-- What is being asked --
In the entries below, identify every line with the string "image" and copy it.

(Some records)
■ ■ ■ ■

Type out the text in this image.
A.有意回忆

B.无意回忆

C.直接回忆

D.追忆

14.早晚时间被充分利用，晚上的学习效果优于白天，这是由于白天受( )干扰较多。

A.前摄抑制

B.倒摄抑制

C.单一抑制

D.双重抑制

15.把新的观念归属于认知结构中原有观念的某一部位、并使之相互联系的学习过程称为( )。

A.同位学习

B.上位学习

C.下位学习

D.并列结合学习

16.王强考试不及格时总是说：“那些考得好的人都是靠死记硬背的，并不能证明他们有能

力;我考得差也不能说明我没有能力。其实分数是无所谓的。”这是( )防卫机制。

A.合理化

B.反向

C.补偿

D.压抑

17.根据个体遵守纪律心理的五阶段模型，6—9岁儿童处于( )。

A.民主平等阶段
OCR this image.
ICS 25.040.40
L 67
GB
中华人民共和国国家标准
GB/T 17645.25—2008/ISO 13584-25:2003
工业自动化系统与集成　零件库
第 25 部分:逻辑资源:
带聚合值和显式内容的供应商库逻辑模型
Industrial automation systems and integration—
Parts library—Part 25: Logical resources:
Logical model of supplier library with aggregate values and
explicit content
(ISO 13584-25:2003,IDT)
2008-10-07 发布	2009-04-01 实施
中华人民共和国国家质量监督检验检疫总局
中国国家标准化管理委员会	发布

■ ■ ■ ■

-- Finished task --
Type out the text in this image.
OCR this image.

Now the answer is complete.